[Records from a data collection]
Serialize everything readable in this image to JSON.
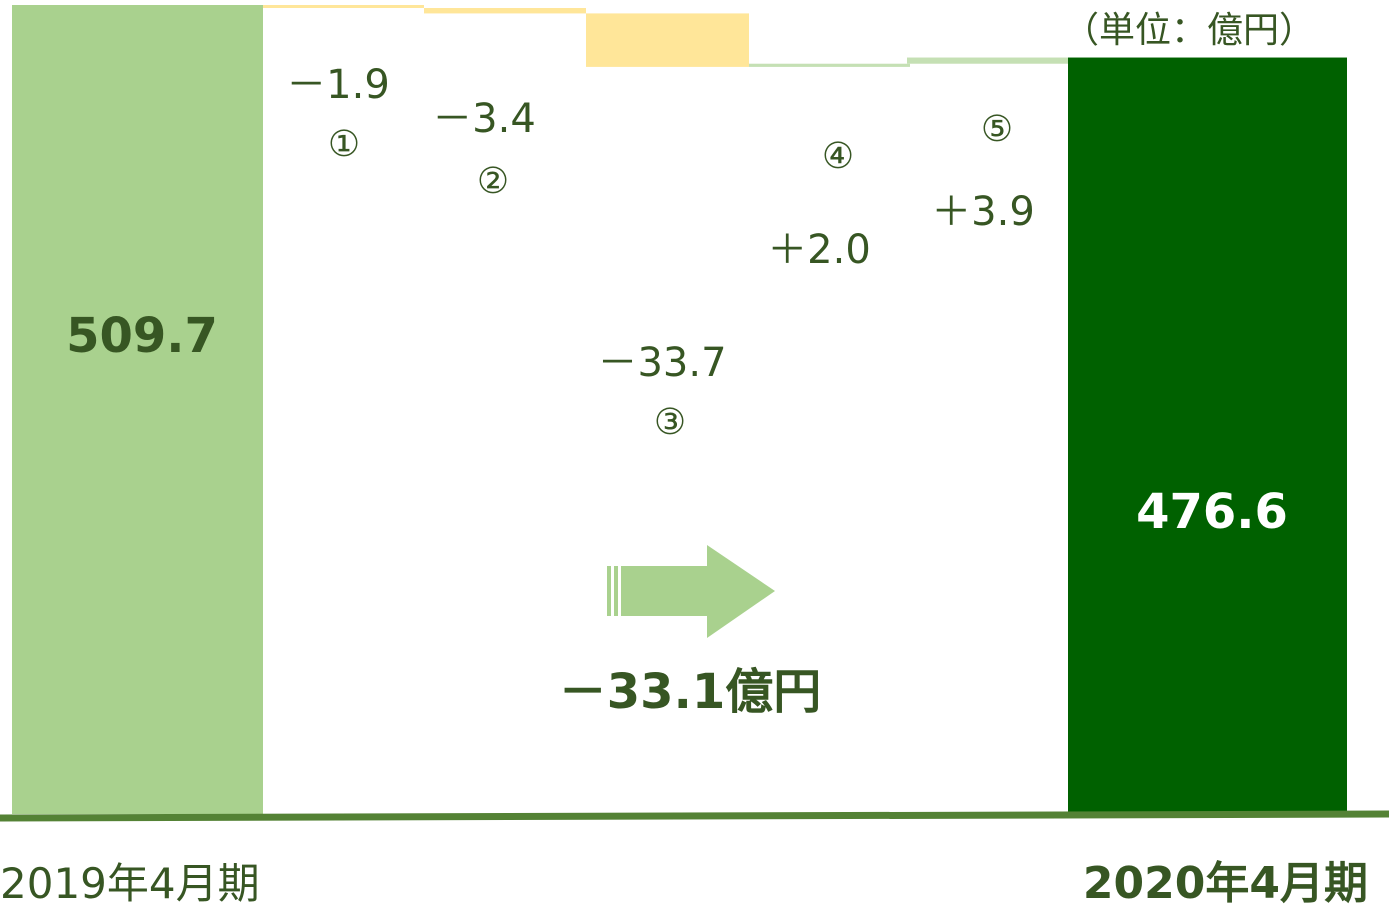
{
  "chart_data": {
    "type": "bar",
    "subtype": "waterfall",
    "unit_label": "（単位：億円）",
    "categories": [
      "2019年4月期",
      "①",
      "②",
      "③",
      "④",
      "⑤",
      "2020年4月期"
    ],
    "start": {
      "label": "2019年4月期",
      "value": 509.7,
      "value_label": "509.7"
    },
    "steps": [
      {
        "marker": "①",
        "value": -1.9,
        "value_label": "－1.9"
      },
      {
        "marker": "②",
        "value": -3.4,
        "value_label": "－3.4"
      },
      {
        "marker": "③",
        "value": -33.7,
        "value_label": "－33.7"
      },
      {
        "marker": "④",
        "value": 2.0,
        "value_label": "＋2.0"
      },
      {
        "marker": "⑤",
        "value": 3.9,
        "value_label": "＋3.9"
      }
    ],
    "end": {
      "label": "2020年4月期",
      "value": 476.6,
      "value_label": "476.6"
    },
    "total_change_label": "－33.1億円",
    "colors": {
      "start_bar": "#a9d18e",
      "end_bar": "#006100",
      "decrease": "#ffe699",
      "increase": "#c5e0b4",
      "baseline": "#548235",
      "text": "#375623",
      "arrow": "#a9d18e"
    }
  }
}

==

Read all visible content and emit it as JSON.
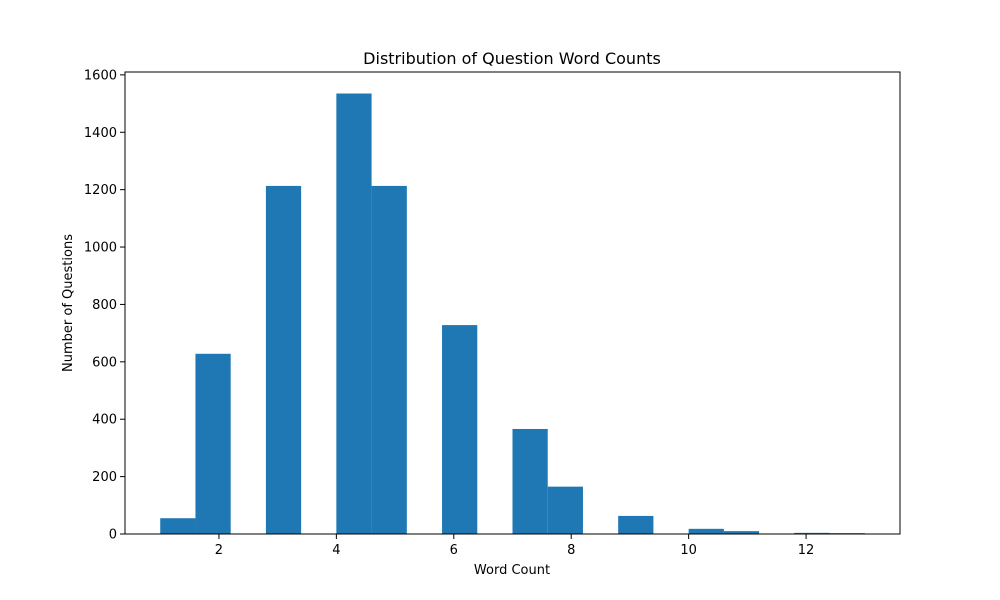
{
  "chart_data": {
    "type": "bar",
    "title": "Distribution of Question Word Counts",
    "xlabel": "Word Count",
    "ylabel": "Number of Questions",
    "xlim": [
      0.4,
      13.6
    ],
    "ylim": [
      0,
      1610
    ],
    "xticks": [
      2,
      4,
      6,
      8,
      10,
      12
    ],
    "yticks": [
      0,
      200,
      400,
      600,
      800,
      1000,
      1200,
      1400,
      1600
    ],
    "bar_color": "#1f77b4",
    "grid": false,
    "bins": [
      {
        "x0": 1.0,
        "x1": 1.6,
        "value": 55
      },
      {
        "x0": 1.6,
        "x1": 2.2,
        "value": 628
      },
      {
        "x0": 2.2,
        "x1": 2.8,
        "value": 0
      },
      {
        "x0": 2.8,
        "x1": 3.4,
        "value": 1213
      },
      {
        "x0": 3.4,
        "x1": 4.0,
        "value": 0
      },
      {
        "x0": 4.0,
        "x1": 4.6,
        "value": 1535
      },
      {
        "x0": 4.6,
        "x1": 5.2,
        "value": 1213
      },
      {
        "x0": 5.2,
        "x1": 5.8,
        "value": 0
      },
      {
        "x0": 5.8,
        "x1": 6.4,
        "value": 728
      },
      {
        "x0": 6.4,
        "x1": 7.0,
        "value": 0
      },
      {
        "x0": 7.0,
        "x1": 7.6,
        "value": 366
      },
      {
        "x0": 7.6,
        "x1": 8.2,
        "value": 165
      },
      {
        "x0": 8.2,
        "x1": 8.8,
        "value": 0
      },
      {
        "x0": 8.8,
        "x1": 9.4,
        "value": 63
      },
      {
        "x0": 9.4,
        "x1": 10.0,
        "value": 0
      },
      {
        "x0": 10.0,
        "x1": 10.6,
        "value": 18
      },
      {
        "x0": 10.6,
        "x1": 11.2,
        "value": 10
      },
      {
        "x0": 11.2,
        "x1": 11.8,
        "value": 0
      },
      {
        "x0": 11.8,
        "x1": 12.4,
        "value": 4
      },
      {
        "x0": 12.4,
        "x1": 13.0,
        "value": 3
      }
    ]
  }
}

Directions for this task
Search the data for "Word" and list every line in which it occurs.

Solved exercise
    "title": "Distribution of Question Word Counts",
    "xlabel": "Word Count",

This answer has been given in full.